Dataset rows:
═══

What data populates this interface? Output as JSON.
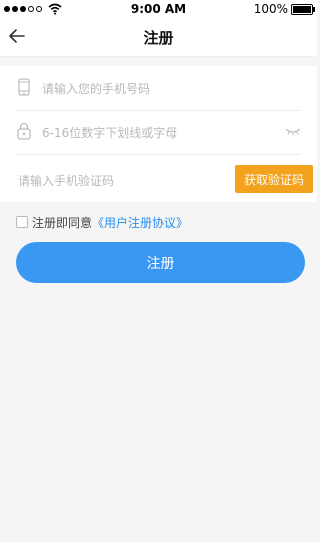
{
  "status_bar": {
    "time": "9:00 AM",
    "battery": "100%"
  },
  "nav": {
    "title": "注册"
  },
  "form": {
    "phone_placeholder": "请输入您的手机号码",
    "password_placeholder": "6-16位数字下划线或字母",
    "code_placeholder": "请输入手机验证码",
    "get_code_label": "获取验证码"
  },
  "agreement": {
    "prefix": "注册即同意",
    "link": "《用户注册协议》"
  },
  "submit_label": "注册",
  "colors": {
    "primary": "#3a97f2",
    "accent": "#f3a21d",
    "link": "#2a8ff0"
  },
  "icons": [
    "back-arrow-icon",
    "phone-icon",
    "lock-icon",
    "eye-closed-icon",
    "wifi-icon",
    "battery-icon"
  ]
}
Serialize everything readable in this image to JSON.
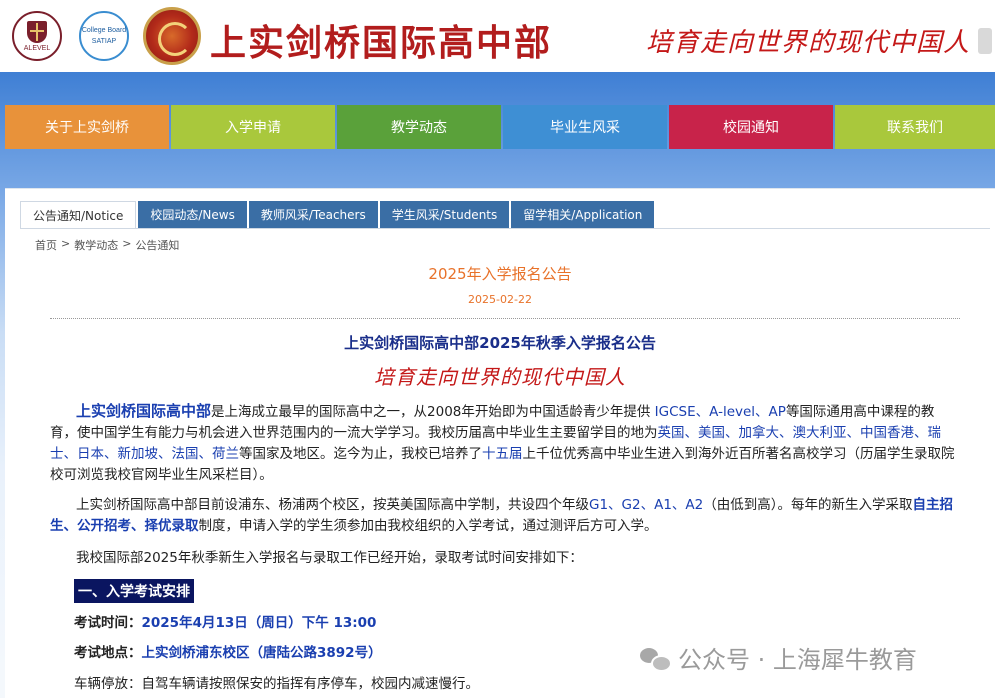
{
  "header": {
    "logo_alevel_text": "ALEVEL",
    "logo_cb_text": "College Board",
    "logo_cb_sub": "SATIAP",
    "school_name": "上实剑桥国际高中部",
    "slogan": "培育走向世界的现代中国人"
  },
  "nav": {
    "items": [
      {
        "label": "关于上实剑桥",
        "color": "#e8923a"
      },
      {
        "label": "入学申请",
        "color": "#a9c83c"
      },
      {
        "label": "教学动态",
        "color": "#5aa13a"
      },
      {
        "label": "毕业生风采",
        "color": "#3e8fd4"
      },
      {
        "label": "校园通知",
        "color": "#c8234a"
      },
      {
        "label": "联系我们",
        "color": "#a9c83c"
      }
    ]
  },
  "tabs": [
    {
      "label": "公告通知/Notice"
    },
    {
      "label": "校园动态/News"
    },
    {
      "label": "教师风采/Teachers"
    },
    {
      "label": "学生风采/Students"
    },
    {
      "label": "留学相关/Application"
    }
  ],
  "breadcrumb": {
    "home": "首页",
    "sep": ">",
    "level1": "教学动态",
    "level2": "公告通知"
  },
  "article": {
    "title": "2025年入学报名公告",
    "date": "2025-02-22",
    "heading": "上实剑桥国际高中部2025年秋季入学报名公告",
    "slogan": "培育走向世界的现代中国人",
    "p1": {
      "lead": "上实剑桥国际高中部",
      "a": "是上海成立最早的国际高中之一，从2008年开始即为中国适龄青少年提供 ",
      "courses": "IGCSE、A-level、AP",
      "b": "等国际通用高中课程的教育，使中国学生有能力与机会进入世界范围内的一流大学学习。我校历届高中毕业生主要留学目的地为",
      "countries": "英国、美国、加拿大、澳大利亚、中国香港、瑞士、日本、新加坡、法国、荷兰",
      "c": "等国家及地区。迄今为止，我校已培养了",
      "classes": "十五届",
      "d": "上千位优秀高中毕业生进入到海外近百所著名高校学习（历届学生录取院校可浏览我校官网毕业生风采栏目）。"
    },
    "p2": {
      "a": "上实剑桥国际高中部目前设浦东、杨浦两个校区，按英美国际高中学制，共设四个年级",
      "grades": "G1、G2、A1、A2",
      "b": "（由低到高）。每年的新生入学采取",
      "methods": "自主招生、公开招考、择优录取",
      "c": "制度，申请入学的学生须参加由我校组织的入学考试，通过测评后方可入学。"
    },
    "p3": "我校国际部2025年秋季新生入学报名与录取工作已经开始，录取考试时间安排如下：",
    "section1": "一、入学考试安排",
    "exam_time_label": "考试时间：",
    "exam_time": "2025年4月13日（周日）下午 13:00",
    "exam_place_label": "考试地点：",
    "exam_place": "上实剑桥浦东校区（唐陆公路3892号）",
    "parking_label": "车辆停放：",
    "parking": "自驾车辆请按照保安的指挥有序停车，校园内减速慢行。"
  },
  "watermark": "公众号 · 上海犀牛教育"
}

═══

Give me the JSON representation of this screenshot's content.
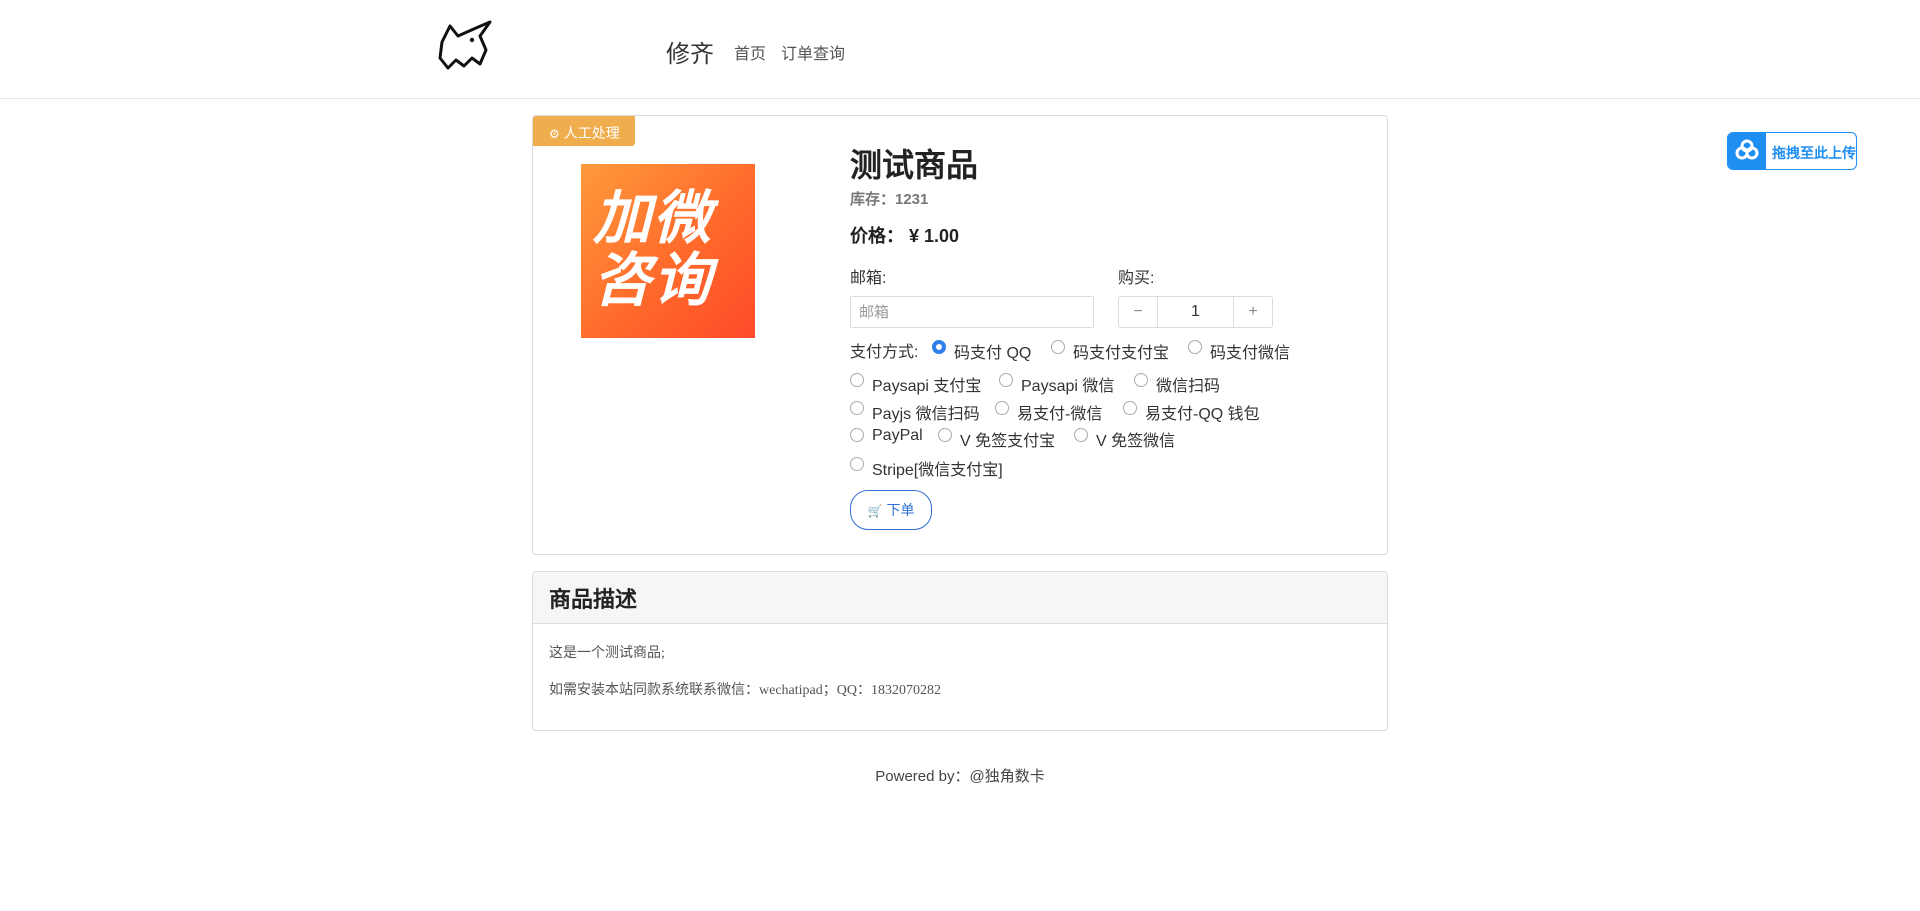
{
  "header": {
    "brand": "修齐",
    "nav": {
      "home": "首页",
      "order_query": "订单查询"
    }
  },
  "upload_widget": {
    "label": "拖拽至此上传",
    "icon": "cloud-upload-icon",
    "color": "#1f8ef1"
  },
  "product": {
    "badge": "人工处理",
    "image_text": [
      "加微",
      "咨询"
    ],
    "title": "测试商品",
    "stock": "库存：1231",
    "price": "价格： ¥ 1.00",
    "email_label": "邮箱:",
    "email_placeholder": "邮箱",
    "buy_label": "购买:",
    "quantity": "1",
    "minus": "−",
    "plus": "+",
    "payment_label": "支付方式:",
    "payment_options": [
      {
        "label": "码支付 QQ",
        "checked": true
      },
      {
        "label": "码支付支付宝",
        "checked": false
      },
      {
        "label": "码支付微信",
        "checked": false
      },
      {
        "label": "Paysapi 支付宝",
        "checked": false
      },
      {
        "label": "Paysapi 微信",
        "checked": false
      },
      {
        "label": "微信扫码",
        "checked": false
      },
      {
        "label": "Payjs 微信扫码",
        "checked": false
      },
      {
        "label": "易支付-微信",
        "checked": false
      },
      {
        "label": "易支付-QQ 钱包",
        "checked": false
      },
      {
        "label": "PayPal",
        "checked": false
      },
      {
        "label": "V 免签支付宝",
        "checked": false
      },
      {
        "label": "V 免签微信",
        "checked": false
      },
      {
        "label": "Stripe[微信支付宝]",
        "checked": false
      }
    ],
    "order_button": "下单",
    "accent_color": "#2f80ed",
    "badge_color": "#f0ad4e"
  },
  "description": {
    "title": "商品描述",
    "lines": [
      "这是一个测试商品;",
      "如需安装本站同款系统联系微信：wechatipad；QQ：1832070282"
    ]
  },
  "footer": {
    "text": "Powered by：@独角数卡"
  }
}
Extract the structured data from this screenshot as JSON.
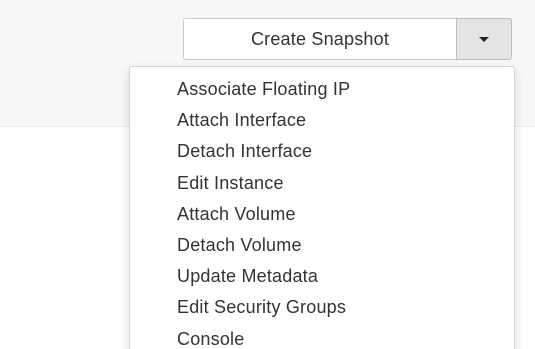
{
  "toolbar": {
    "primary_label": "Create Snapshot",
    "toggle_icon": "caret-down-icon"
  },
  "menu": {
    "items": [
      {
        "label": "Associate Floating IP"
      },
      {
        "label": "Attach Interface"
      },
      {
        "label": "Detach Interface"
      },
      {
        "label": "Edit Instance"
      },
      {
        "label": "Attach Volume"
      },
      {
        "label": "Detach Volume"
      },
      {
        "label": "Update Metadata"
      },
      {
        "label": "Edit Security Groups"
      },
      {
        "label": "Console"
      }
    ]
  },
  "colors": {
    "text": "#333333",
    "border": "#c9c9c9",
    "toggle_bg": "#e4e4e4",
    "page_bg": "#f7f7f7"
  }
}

═══

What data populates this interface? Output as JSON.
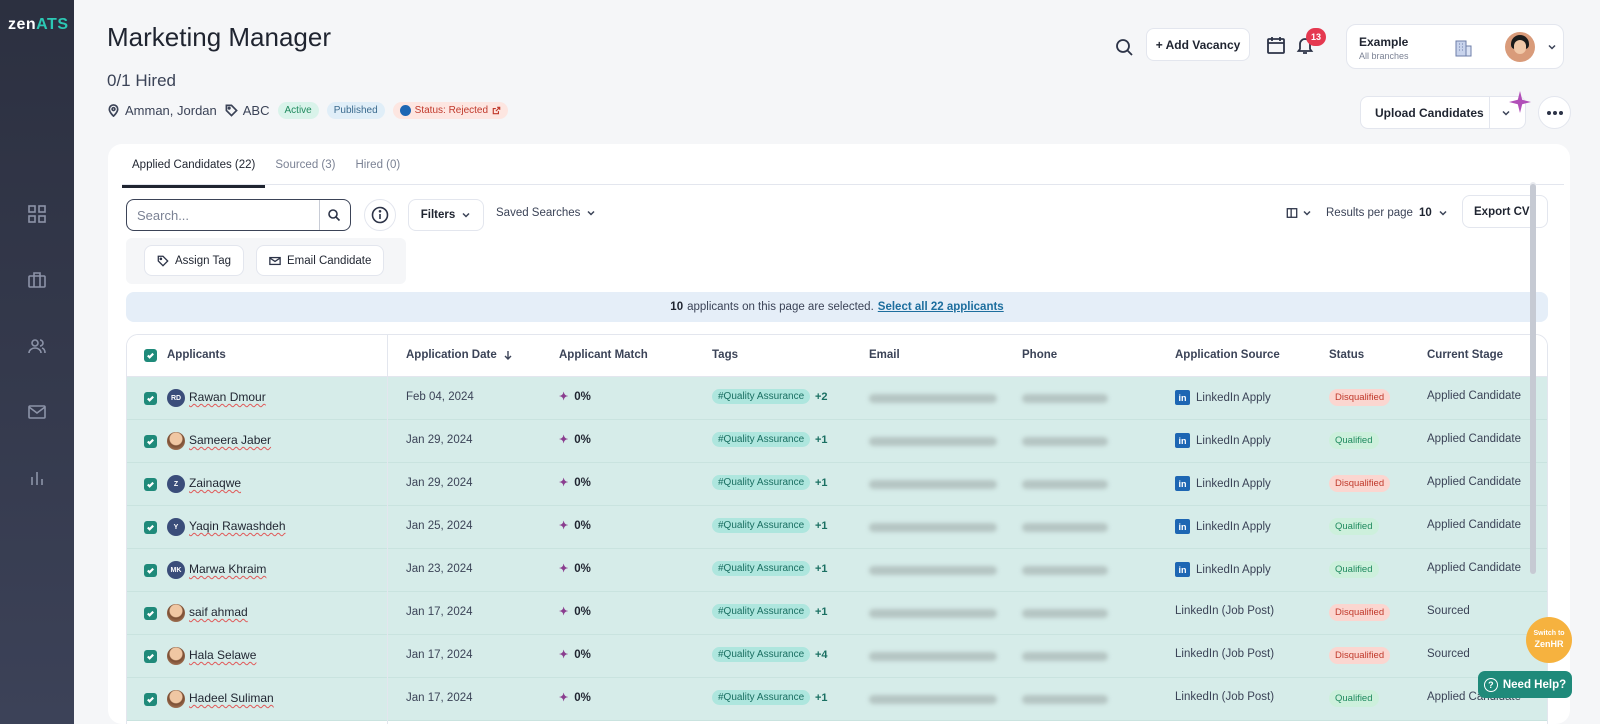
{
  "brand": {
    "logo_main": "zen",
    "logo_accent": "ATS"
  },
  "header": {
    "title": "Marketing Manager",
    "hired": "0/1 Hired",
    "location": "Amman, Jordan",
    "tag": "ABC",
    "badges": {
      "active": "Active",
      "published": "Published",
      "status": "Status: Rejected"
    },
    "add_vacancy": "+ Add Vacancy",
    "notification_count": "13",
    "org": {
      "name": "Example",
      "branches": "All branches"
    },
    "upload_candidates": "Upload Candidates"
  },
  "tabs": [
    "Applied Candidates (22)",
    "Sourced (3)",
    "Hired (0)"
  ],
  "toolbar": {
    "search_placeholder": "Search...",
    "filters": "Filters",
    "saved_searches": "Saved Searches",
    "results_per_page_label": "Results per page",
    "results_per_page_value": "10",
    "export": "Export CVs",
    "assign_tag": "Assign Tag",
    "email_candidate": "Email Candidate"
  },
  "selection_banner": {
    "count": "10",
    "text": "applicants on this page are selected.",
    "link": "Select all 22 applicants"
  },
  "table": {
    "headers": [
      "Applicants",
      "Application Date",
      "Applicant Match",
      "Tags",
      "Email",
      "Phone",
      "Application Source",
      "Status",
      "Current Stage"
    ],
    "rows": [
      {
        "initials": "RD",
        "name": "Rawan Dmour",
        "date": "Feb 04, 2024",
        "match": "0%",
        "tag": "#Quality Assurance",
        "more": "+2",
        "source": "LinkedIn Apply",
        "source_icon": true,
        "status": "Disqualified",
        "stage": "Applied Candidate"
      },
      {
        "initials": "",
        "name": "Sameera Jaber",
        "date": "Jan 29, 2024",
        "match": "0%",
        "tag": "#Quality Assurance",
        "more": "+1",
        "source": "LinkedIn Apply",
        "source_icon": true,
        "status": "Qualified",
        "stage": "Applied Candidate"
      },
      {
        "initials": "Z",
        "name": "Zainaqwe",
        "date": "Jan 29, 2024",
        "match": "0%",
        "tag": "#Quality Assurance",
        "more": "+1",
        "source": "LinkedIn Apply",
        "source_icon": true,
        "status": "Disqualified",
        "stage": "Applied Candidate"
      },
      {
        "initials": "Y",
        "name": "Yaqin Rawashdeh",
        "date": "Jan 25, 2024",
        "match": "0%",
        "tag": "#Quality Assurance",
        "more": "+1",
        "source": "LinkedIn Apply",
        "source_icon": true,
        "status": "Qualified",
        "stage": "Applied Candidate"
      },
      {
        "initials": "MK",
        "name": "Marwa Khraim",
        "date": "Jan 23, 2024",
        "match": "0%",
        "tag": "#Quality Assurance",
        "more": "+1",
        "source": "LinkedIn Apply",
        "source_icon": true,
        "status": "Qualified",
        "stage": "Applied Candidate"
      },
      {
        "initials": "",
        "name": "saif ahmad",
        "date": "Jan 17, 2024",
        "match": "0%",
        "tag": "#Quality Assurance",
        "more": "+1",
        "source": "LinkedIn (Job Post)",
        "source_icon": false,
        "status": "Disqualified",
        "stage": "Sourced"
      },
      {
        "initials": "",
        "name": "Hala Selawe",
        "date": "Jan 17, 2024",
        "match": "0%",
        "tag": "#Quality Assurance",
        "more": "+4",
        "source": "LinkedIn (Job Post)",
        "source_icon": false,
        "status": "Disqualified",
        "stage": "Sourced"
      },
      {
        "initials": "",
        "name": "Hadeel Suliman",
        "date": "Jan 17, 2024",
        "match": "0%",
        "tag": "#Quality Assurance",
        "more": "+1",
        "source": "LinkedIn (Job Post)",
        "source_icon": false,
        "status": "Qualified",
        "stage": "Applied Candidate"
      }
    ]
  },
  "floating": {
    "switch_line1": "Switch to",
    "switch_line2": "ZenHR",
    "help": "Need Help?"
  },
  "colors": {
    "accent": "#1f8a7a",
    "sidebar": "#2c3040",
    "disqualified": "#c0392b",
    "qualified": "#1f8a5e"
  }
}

═══

Only the number is wanted: how many lines of the material contain the word "Detach"?

2